_Required task_
Quote all of the data exactly as given. Skip every picture it contains.

##### Task inputs #####

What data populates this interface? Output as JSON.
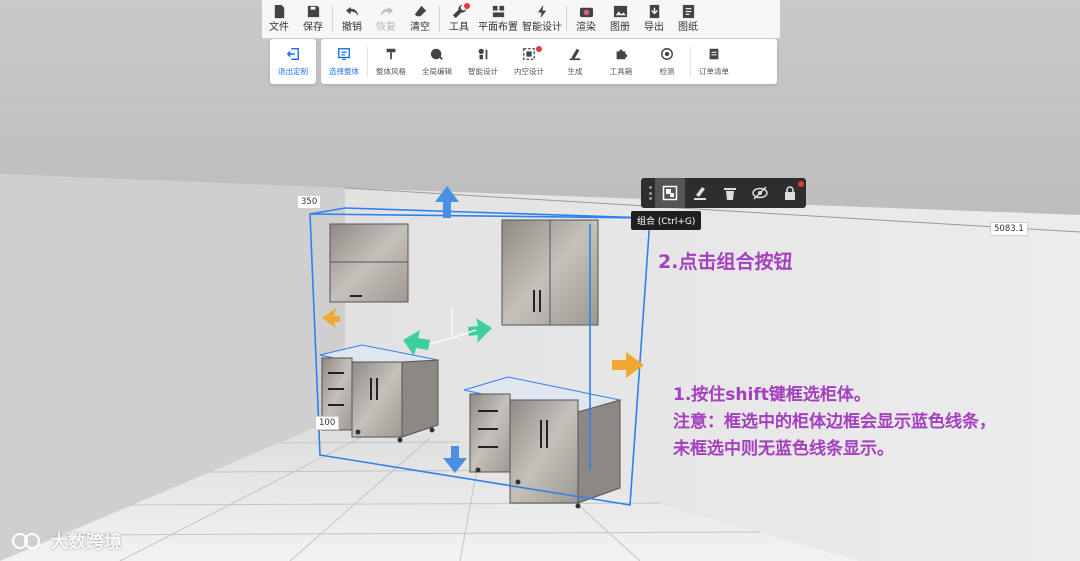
{
  "toolbar": {
    "items": [
      {
        "label": "文件",
        "icon": "file-icon",
        "disabled": false
      },
      {
        "label": "保存",
        "icon": "save-icon",
        "disabled": false
      },
      {
        "label": "撤销",
        "icon": "undo-icon",
        "disabled": false
      },
      {
        "label": "恢复",
        "icon": "redo-icon",
        "disabled": true
      },
      {
        "label": "清空",
        "icon": "eraser-icon",
        "disabled": false
      },
      {
        "label": "工具",
        "icon": "wrench-icon",
        "disabled": false
      },
      {
        "label": "平面布置",
        "icon": "floor-plan-icon",
        "disabled": false
      },
      {
        "label": "智能设计",
        "icon": "lightning-icon",
        "disabled": false
      },
      {
        "label": "渲染",
        "icon": "camera-icon",
        "disabled": false
      },
      {
        "label": "图册",
        "icon": "album-icon",
        "disabled": false
      },
      {
        "label": "导出",
        "icon": "export-icon",
        "disabled": false
      },
      {
        "label": "图纸",
        "icon": "drawing-icon",
        "disabled": false
      }
    ]
  },
  "subtoolbar": {
    "exit": {
      "label": "退出定制",
      "icon": "exit-icon"
    },
    "items": [
      {
        "label": "选择整体",
        "icon": "select-whole-icon",
        "active": true
      },
      {
        "label": "整体风格",
        "icon": "style-brush-icon",
        "active": false
      },
      {
        "label": "全局编辑",
        "icon": "global-edit-icon",
        "active": false
      },
      {
        "label": "智能设计",
        "icon": "smart-design-icon",
        "active": false
      },
      {
        "label": "内空设计",
        "icon": "inner-space-icon",
        "active": false
      },
      {
        "label": "生成",
        "icon": "generate-icon",
        "active": false
      },
      {
        "label": "工具箱",
        "icon": "puzzle-icon",
        "active": false
      },
      {
        "label": "检测",
        "icon": "detect-icon",
        "active": false
      },
      {
        "label": "订单清单",
        "icon": "order-list-icon",
        "active": false
      }
    ]
  },
  "floating_toolbar": {
    "buttons": [
      "group-icon",
      "material-brush-icon",
      "delete-icon",
      "hide-icon",
      "lock-icon"
    ],
    "tooltip": "组合 (Ctrl+G)"
  },
  "dimensions": {
    "top_left": "350",
    "bottom_left": "100",
    "right": "5083.1"
  },
  "annotations": {
    "step2": "2.点击组合按钮",
    "step1_line1": "1.按住shift键框选柜体。",
    "step1_line2": "注意：框选中的柜体边框会显示蓝色线条，",
    "step1_line3": "未框选中则无蓝色线条显示。"
  },
  "watermark": "大数跨境",
  "colors": {
    "selection_blue": "#2f80ed",
    "annotation_purple": "#a43fbf",
    "arrow_orange": "#f0a830",
    "arrow_teal": "#3fcf9f",
    "active_blue": "#1a73e8"
  }
}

#####

_Output below_
What data populates this interface? Output as JSON.
{
  "toolbar": {
    "items": [
      {
        "label": "文件",
        "icon": "file-icon",
        "disabled": false
      },
      {
        "label": "保存",
        "icon": "save-icon",
        "disabled": false
      },
      {
        "label": "撤销",
        "icon": "undo-icon",
        "disabled": false
      },
      {
        "label": "恢复",
        "icon": "redo-icon",
        "disabled": true
      },
      {
        "label": "清空",
        "icon": "eraser-icon",
        "disabled": false
      },
      {
        "label": "工具",
        "icon": "wrench-icon",
        "disabled": false
      },
      {
        "label": "平面布置",
        "icon": "floor-plan-icon",
        "disabled": false
      },
      {
        "label": "智能设计",
        "icon": "lightning-icon",
        "disabled": false
      },
      {
        "label": "渲染",
        "icon": "camera-icon",
        "disabled": false
      },
      {
        "label": "图册",
        "icon": "album-icon",
        "disabled": false
      },
      {
        "label": "导出",
        "icon": "export-icon",
        "disabled": false
      },
      {
        "label": "图纸",
        "icon": "drawing-icon",
        "disabled": false
      }
    ]
  },
  "subtoolbar": {
    "exit": {
      "label": "退出定制",
      "icon": "exit-icon"
    },
    "items": [
      {
        "label": "选择整体",
        "icon": "select-whole-icon",
        "active": true
      },
      {
        "label": "整体风格",
        "icon": "style-brush-icon",
        "active": false
      },
      {
        "label": "全局编辑",
        "icon": "global-edit-icon",
        "active": false
      },
      {
        "label": "智能设计",
        "icon": "smart-design-icon",
        "active": false
      },
      {
        "label": "内空设计",
        "icon": "inner-space-icon",
        "active": false
      },
      {
        "label": "生成",
        "icon": "generate-icon",
        "active": false
      },
      {
        "label": "工具箱",
        "icon": "puzzle-icon",
        "active": false
      },
      {
        "label": "检测",
        "icon": "detect-icon",
        "active": false
      },
      {
        "label": "订单清单",
        "icon": "order-list-icon",
        "active": false
      }
    ]
  },
  "floating_toolbar": {
    "buttons": [
      "group-icon",
      "material-brush-icon",
      "delete-icon",
      "hide-icon",
      "lock-icon"
    ],
    "tooltip": "组合 (Ctrl+G)"
  },
  "dimensions": {
    "top_left": "350",
    "bottom_left": "100",
    "right": "5083.1"
  },
  "annotations": {
    "step2": "2.点击组合按钮",
    "step1_line1": "1.按住shift键框选柜体。",
    "step1_line2": "注意：框选中的柜体边框会显示蓝色线条，",
    "step1_line3": "未框选中则无蓝色线条显示。"
  },
  "watermark": "大数跨境",
  "colors": {
    "selection_blue": "#2f80ed",
    "annotation_purple": "#a43fbf",
    "arrow_orange": "#f0a830",
    "arrow_teal": "#3fcf9f",
    "active_blue": "#1a73e8"
  }
}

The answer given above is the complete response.